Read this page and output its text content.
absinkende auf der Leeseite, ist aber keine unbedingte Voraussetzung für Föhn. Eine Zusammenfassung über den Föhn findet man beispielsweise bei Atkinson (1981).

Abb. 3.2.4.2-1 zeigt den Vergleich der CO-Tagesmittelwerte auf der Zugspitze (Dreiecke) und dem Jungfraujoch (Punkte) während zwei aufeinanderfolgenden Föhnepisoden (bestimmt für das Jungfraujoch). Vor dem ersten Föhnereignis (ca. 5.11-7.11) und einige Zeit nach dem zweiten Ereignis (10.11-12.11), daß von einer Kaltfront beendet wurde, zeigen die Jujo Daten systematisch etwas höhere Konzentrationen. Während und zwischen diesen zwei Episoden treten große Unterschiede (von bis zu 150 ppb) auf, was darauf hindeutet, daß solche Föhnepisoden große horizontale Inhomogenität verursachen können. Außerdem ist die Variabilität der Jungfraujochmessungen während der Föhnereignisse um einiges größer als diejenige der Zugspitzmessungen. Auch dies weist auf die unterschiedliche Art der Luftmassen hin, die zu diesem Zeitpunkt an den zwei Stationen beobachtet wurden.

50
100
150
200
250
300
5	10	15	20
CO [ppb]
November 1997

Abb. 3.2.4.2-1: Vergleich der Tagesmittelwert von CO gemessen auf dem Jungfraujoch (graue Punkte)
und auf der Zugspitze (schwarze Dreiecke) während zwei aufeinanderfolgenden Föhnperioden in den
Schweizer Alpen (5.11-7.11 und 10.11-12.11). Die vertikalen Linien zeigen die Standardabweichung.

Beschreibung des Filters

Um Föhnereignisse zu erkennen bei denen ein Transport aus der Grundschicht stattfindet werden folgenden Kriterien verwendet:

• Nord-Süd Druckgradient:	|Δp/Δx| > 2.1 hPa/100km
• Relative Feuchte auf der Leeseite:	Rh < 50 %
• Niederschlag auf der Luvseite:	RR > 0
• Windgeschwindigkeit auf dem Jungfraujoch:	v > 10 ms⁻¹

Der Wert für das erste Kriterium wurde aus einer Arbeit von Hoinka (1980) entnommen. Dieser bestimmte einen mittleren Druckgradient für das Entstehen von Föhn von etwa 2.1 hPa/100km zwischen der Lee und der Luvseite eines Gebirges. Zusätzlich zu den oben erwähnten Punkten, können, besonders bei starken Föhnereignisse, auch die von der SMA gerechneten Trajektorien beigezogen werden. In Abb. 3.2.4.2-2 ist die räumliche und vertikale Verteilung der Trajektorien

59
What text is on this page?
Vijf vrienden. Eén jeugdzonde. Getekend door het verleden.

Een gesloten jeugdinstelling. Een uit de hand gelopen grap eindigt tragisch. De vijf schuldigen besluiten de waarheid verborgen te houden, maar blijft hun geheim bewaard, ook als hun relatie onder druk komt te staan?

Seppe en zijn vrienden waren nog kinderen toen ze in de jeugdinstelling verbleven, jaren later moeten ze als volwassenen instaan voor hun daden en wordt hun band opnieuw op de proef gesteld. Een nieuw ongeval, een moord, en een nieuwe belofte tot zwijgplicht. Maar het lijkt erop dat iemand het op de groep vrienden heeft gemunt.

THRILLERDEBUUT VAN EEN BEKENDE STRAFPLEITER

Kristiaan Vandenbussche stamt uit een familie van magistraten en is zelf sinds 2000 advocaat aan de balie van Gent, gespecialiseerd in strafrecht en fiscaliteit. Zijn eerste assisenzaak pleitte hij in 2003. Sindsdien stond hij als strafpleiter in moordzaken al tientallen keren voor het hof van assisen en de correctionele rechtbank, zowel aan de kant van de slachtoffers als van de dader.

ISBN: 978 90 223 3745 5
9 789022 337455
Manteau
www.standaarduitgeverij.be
◆ ◆ ◆ ◆ ◆
## DIRECTIONS:
Word for word, write out the data.

## TASK RESPONSE:
Read this page and output its text content.
absinkende auf der Leeseite, ist aber keine unbedingte Voraussetzung für Föhn. Eine Zusammenfassung über den Föhn findet man beispielsweise bei Atkinson (1981).

Abb. 3.2.4.2-1 zeigt den Vergleich der CO-Tagesmittelwerte auf der Zugspitze (Dreiecke) und dem Jungfraujoch (Punkte) während zwei aufeinanderfolgenden Föhnepisoden (bestimmt für das Jungfraujoch). Vor dem ersten Föhnereignis (ca. 5.11-7.11) und einige Zeit nach dem zweiten Ereignis (10.11-12.11), daß von einer Kaltfront beendet wurde, zeigen die Jujo Daten systematisch etwas höhere Konzentrationen. Während und zwischen diesen zwei Episoden treten große Unterschiede (von bis zu 150 ppb) auf, was darauf hindeutet, daß solche Föhnepisoden große horizontale Inhomogenität verursachen können. Außerdem ist die Variabilität der Jungfraujochmessungen während der Föhnereignisse um einiges größer als diejenige der Zugspitzmessungen. Auch dies weist auf die unterschiedliche Art der Luftmassen hin, die zu diesem Zeitpunkt an den zwei Stationen beobachtet wurden.

50
100
150
200
250
300
5	10	15	20
CO [ppb]
November 1997

Abb. 3.2.4.2-1: Vergleich der Tagesmittelwert von CO gemessen auf dem Jungfraujoch (graue Punkte)
und auf der Zugspitze (schwarze Dreiecke) während zwei aufeinanderfolgenden Föhnperioden in den
Schweizer Alpen (5.11-7.11 und 10.11-12.11). Die vertikalen Linien zeigen die Standardabweichung.

Beschreibung des Filters

Um Föhnereignisse zu erkennen bei denen ein Transport aus der Grundschicht stattfindet werden folgenden Kriterien verwendet:

• Nord-Süd Druckgradient:	|Δp/Δx| > 2.1 hPa/100km
• Relative Feuchte auf der Leeseite:	Rh < 50 %
• Niederschlag auf der Luvseite:	RR > 0
• Windgeschwindigkeit auf dem Jungfraujoch:	v > 10 ms⁻¹

Der Wert für das erste Kriterium wurde aus einer Arbeit von Hoinka (1980) entnommen. Dieser bestimmte einen mittleren Druckgradient für das Entstehen von Föhn von etwa 2.1 hPa/100km zwischen der Lee und der Luvseite eines Gebirges. Zusätzlich zu den oben erwähnten Punkten, können, besonders bei starken Föhnereignisse, auch die von der SMA gerechneten Trajektorien beigezogen werden. In Abb. 3.2.4.2-2 ist die räumliche und vertikale Verteilung der Trajektorien

59
What text is on this page?
Vijf vrienden. Eén jeugdzonde. Getekend door het verleden.

Een gesloten jeugdinstelling. Een uit de hand gelopen grap eindigt tragisch. De vijf schuldigen besluiten de waarheid verborgen te houden, maar blijft hun geheim bewaard, ook als hun relatie onder druk komt te staan?

Seppe en zijn vrienden waren nog kinderen toen ze in de jeugdinstelling verbleven, jaren later moeten ze als volwassenen instaan voor hun daden en wordt hun band opnieuw op de proef gesteld. Een nieuw ongeval, een moord, en een nieuwe belofte tot zwijgplicht. Maar het lijkt erop dat iemand het op de groep vrienden heeft gemunt.

THRILLERDEBUUT VAN EEN BEKENDE STRAFPLEITER

Kristiaan Vandenbussche stamt uit een familie van magistraten en is zelf sinds 2000 advocaat aan de balie van Gent, gespecialiseerd in strafrecht en fiscaliteit. Zijn eerste assisenzaak pleitte hij in 2003. Sindsdien stond hij als strafpleiter in moordzaken al tientallen keren voor het hof van assisen en de correctionele rechtbank, zowel aan de kant van de slachtoffers als van de dader.

ISBN: 978 90 223 3745 5
9 789022 337455
Manteau
www.standaarduitgeverij.be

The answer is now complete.